DO THIS –
Set the listing down unchanged, minus every embedded image.

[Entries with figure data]
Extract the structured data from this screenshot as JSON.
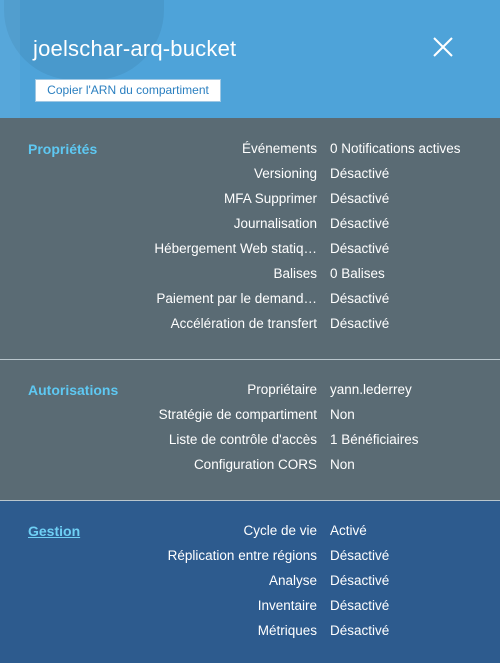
{
  "header": {
    "title": "joelschar-arq-bucket",
    "copy_arn_label": "Copier l'ARN du compartiment",
    "close_icon": "close-icon"
  },
  "sections": [
    {
      "title": "Propriétés",
      "rows": [
        {
          "label": "Événements",
          "value": "0 Notifications actives"
        },
        {
          "label": "Versioning",
          "value": "Désactivé"
        },
        {
          "label": "MFA Supprimer",
          "value": "Désactivé"
        },
        {
          "label": "Journalisation",
          "value": "Désactivé"
        },
        {
          "label": "Hébergement Web statiq…",
          "value": "Désactivé"
        },
        {
          "label": "Balises",
          "value": "0 Balises"
        },
        {
          "label": "Paiement par le demand…",
          "value": "Désactivé"
        },
        {
          "label": "Accélération de transfert",
          "value": "Désactivé"
        }
      ]
    },
    {
      "title": "Autorisations",
      "rows": [
        {
          "label": "Propriétaire",
          "value": "yann.lederrey"
        },
        {
          "label": "Stratégie de compartiment",
          "value": "Non"
        },
        {
          "label": "Liste de contrôle d'accès",
          "value": "1 Bénéficiaires"
        },
        {
          "label": "Configuration CORS",
          "value": "Non"
        }
      ]
    },
    {
      "title": "Gestion",
      "rows": [
        {
          "label": "Cycle de vie",
          "value": "Activé"
        },
        {
          "label": "Réplication entre régions",
          "value": "Désactivé"
        },
        {
          "label": "Analyse",
          "value": "Désactivé"
        },
        {
          "label": "Inventaire",
          "value": "Désactivé"
        },
        {
          "label": "Métriques",
          "value": "Désactivé"
        }
      ]
    }
  ],
  "colors": {
    "header_bg": "#4ea3d9",
    "panel_bg": "#5a6b74",
    "management_bg": "#2d5b8e",
    "section_title": "#5ec8f2"
  }
}
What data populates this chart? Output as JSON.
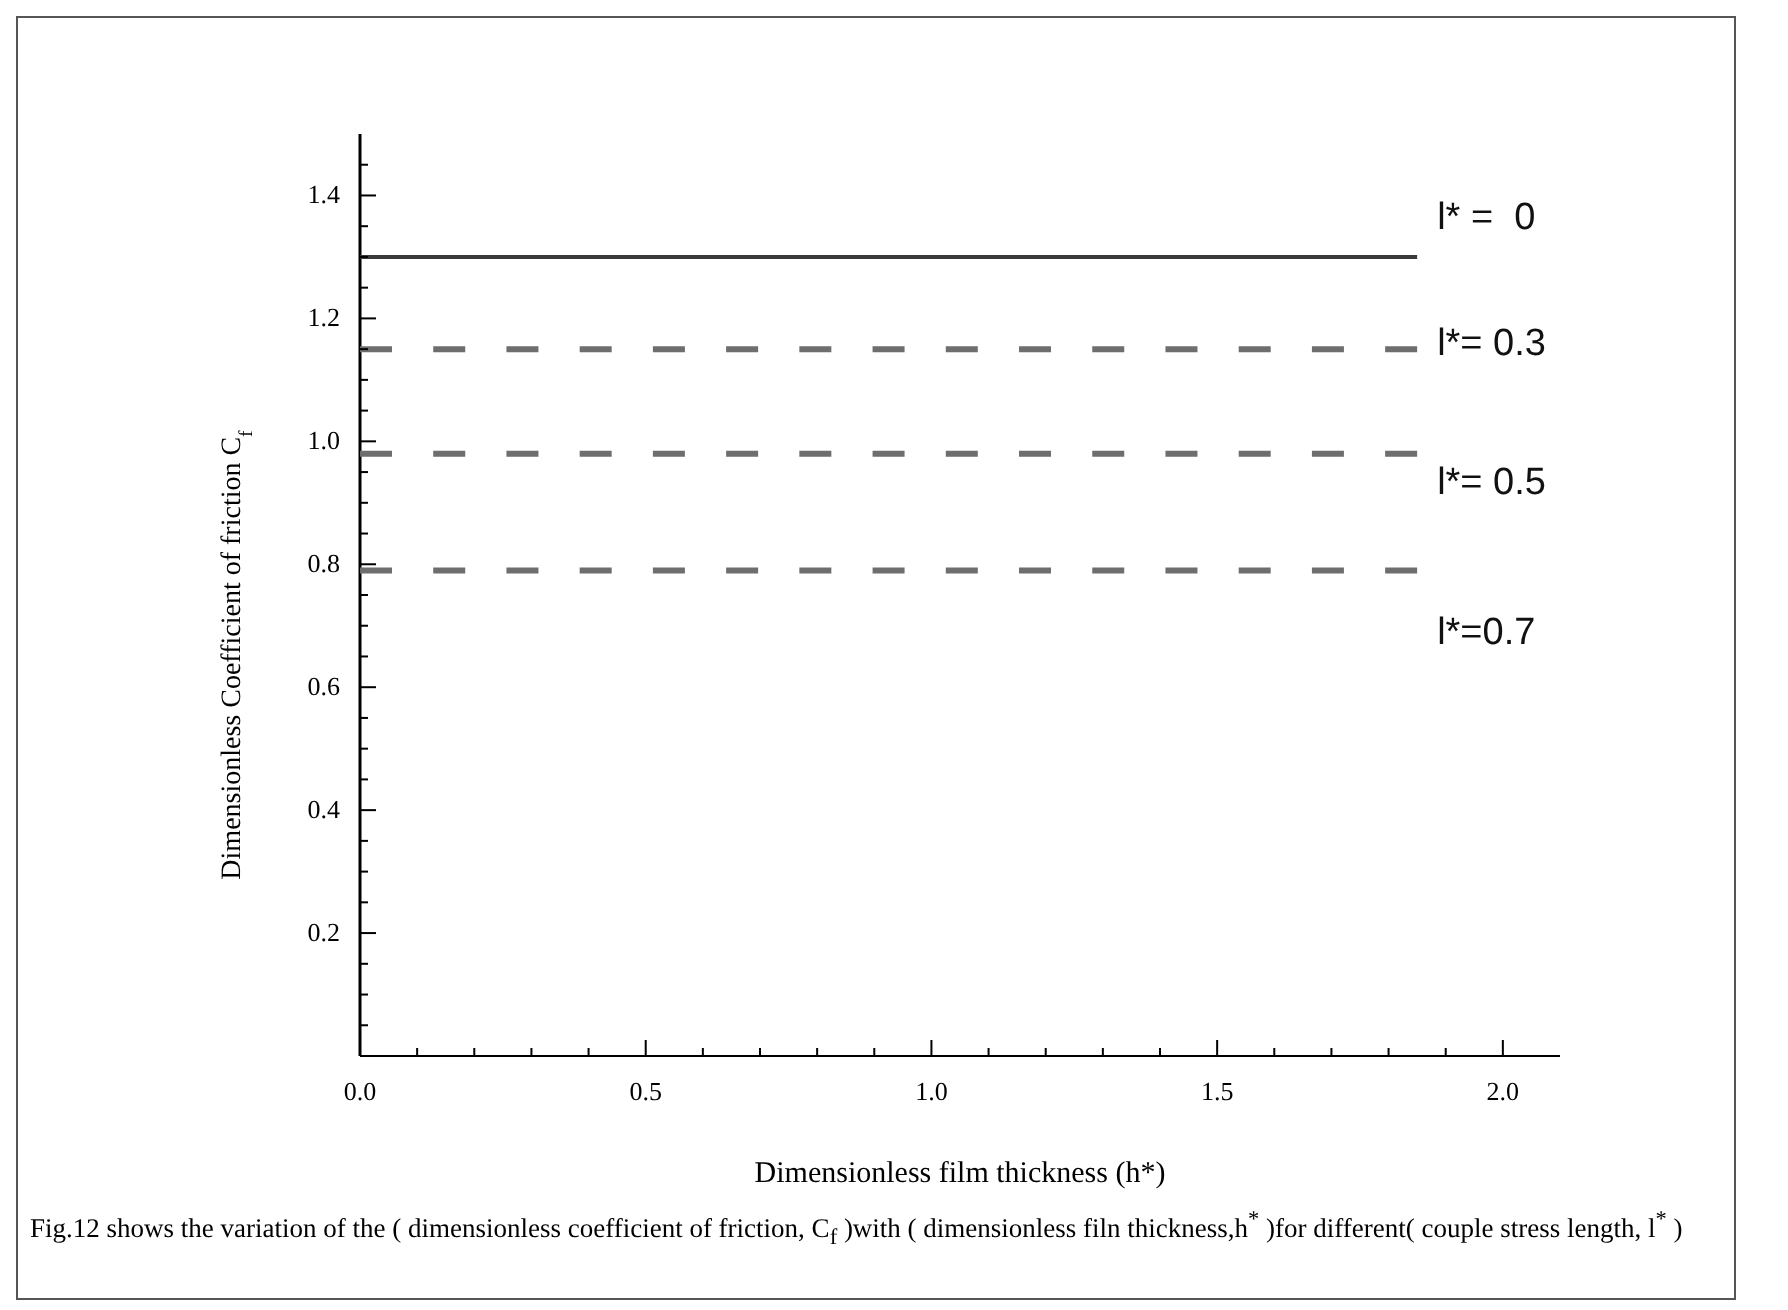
{
  "chart_data": {
    "type": "line",
    "xlabel": "Dimensionless film thickness (h*)",
    "ylabel": "Dimensionless  Coefficient of friction C$_{f}$",
    "annotations": [
      "Fig.12 shows the variation of the ( dimensionless coefficient of friction, C$_{f}$ )with ( dimensionless filn thickness,h$^{*}$ )for different( couple  stress length, l$^{*}$ )"
    ],
    "series": [
      {
        "name": "l* =  0",
        "color": "#3a3a3a",
        "line_style": "solid",
        "values": [
          1.3,
          1.3
        ]
      },
      {
        "name": "l*= 0.3",
        "color": "#6e6e6e",
        "line_style": "dashed",
        "values": [
          1.15,
          1.15
        ]
      },
      {
        "name": "l*= 0.5",
        "color": "#6e6e6e",
        "line_style": "dashed",
        "values": [
          0.98,
          0.98
        ]
      },
      {
        "name": "l*=0.7",
        "color": "#6e6e6e",
        "line_style": "dashed",
        "values": [
          0.79,
          0.79
        ]
      }
    ],
    "x": [
      0,
      1.85
    ],
    "xlim": [
      0,
      2.1
    ],
    "ylim": [
      0,
      1.5
    ],
    "xticks": [
      {
        "value": 0,
        "label": "0.0"
      },
      {
        "value": 0.1,
        "label": null
      },
      {
        "value": 0.2,
        "label": null
      },
      {
        "value": 0.3,
        "label": null
      },
      {
        "value": 0.4,
        "label": null
      },
      0.5,
      {
        "value": 0.6,
        "label": null
      },
      {
        "value": 0.7,
        "label": null
      },
      {
        "value": 0.8,
        "label": null
      },
      {
        "value": 0.9,
        "label": null
      },
      {
        "value": 1,
        "label": "1.0"
      },
      {
        "value": 1.1,
        "label": null
      },
      {
        "value": 1.2,
        "label": null
      },
      {
        "value": 1.3,
        "label": null
      },
      {
        "value": 1.4,
        "label": null
      },
      1.5,
      {
        "value": 1.6,
        "label": null
      },
      {
        "value": 1.7,
        "label": null
      },
      {
        "value": 1.8,
        "label": null
      },
      {
        "value": 1.9,
        "label": null
      },
      {
        "value": 2,
        "label": "2.0"
      }
    ],
    "yticks": [
      {
        "value": 0.05,
        "label": null
      },
      {
        "value": 0.1,
        "label": null
      },
      {
        "value": 0.15,
        "label": null
      },
      0.2,
      {
        "value": 0.25,
        "label": null
      },
      {
        "value": 0.3,
        "label": null
      },
      {
        "value": 0.35,
        "label": null
      },
      0.4,
      {
        "value": 0.45,
        "label": null
      },
      {
        "value": 0.5,
        "label": null
      },
      {
        "value": 0.55,
        "label": null
      },
      0.6,
      {
        "value": 0.65,
        "label": null
      },
      {
        "value": 0.7,
        "label": null
      },
      {
        "value": 0.75,
        "label": null
      },
      0.8,
      {
        "value": 0.85,
        "label": null
      },
      {
        "value": 0.9,
        "label": null
      },
      {
        "value": 0.95,
        "label": null
      },
      {
        "value": 1,
        "label": "1.0"
      },
      {
        "value": 1.05,
        "label": null
      },
      {
        "value": 1.1,
        "label": null
      },
      {
        "value": 1.15,
        "label": null
      },
      1.2,
      {
        "value": 1.25,
        "label": null
      },
      {
        "value": 1.3,
        "label": null
      },
      {
        "value": 1.35,
        "label": null
      },
      1.4,
      {
        "value": 1.45,
        "label": null
      }
    ],
    "grid": false,
    "legend": false
  }
}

EXPECTED ANSWER –
Extract the structured data from this screenshot as JSON.
{
  "header": {
    "title": "joelschar-arq-bucket",
    "copy_arn_label": "Copier l'ARN du compartiment",
    "close_icon": "close-icon"
  },
  "sections": [
    {
      "title": "Propriétés",
      "rows": [
        {
          "label": "Événements",
          "value": "0 Notifications actives"
        },
        {
          "label": "Versioning",
          "value": "Désactivé"
        },
        {
          "label": "MFA Supprimer",
          "value": "Désactivé"
        },
        {
          "label": "Journalisation",
          "value": "Désactivé"
        },
        {
          "label": "Hébergement Web statiq…",
          "value": "Désactivé"
        },
        {
          "label": "Balises",
          "value": "0 Balises"
        },
        {
          "label": "Paiement par le demand…",
          "value": "Désactivé"
        },
        {
          "label": "Accélération de transfert",
          "value": "Désactivé"
        }
      ]
    },
    {
      "title": "Autorisations",
      "rows": [
        {
          "label": "Propriétaire",
          "value": "yann.lederrey"
        },
        {
          "label": "Stratégie de compartiment",
          "value": "Non"
        },
        {
          "label": "Liste de contrôle d'accès",
          "value": "1 Bénéficiaires"
        },
        {
          "label": "Configuration CORS",
          "value": "Non"
        }
      ]
    },
    {
      "title": "Gestion",
      "rows": [
        {
          "label": "Cycle de vie",
          "value": "Activé"
        },
        {
          "label": "Réplication entre régions",
          "value": "Désactivé"
        },
        {
          "label": "Analyse",
          "value": "Désactivé"
        },
        {
          "label": "Inventaire",
          "value": "Désactivé"
        },
        {
          "label": "Métriques",
          "value": "Désactivé"
        }
      ]
    }
  ],
  "colors": {
    "header_bg": "#4ea3d9",
    "panel_bg": "#5a6b74",
    "management_bg": "#2d5b8e",
    "section_title": "#5ec8f2"
  }
}
What data populates this chart? Output as JSON.
{
  "chart_data": {
    "type": "line",
    "xlabel": "Dimensionless film thickness (h*)",
    "ylabel": "Dimensionless  Coefficient of friction C$_{f}$",
    "annotations": [
      "Fig.12 shows the variation of the ( dimensionless coefficient of friction, C$_{f}$ )with ( dimensionless filn thickness,h$^{*}$ )for different( couple  stress length, l$^{*}$ )"
    ],
    "series": [
      {
        "name": "l* =  0",
        "color": "#3a3a3a",
        "line_style": "solid",
        "values": [
          1.3,
          1.3
        ]
      },
      {
        "name": "l*= 0.3",
        "color": "#6e6e6e",
        "line_style": "dashed",
        "values": [
          1.15,
          1.15
        ]
      },
      {
        "name": "l*= 0.5",
        "color": "#6e6e6e",
        "line_style": "dashed",
        "values": [
          0.98,
          0.98
        ]
      },
      {
        "name": "l*=0.7",
        "color": "#6e6e6e",
        "line_style": "dashed",
        "values": [
          0.79,
          0.79
        ]
      }
    ],
    "x": [
      0,
      1.85
    ],
    "xlim": [
      0,
      2.1
    ],
    "ylim": [
      0,
      1.5
    ],
    "xticks": [
      {
        "value": 0,
        "label": "0.0"
      },
      {
        "value": 0.1,
        "label": null
      },
      {
        "value": 0.2,
        "label": null
      },
      {
        "value": 0.3,
        "label": null
      },
      {
        "value": 0.4,
        "label": null
      },
      0.5,
      {
        "value": 0.6,
        "label": null
      },
      {
        "value": 0.7,
        "label": null
      },
      {
        "value": 0.8,
        "label": null
      },
      {
        "value": 0.9,
        "label": null
      },
      {
        "value": 1,
        "label": "1.0"
      },
      {
        "value": 1.1,
        "label": null
      },
      {
        "value": 1.2,
        "label": null
      },
      {
        "value": 1.3,
        "label": null
      },
      {
        "value": 1.4,
        "label": null
      },
      1.5,
      {
        "value": 1.6,
        "label": null
      },
      {
        "value": 1.7,
        "label": null
      },
      {
        "value": 1.8,
        "label": null
      },
      {
        "value": 1.9,
        "label": null
      },
      {
        "value": 2,
        "label": "2.0"
      }
    ],
    "yticks": [
      {
        "value": 0.05,
        "label": null
      },
      {
        "value": 0.1,
        "label": null
      },
      {
        "value": 0.15,
        "label": null
      },
      0.2,
      {
        "value": 0.25,
        "label": null
      },
      {
        "value": 0.3,
        "label": null
      },
      {
        "value": 0.35,
        "label": null
      },
      0.4,
      {
        "value": 0.45,
        "label": null
      },
      {
        "value": 0.5,
        "label": null
      },
      {
        "value": 0.55,
        "label": null
      },
      0.6,
      {
        "value": 0.65,
        "label": null
      },
      {
        "value": 0.7,
        "label": null
      },
      {
        "value": 0.75,
        "label": null
      },
      0.8,
      {
        "value": 0.85,
        "label": null
      },
      {
        "value": 0.9,
        "label": null
      },
      {
        "value": 0.95,
        "label": null
      },
      {
        "value": 1,
        "label": "1.0"
      },
      {
        "value": 1.05,
        "label": null
      },
      {
        "value": 1.1,
        "label": null
      },
      {
        "value": 1.15,
        "label": null
      },
      1.2,
      {
        "value": 1.25,
        "label": null
      },
      {
        "value": 1.3,
        "label": null
      },
      {
        "value": 1.35,
        "label": null
      },
      1.4,
      {
        "value": 1.45,
        "label": null
      }
    ],
    "grid": false,
    "legend": false
  }
}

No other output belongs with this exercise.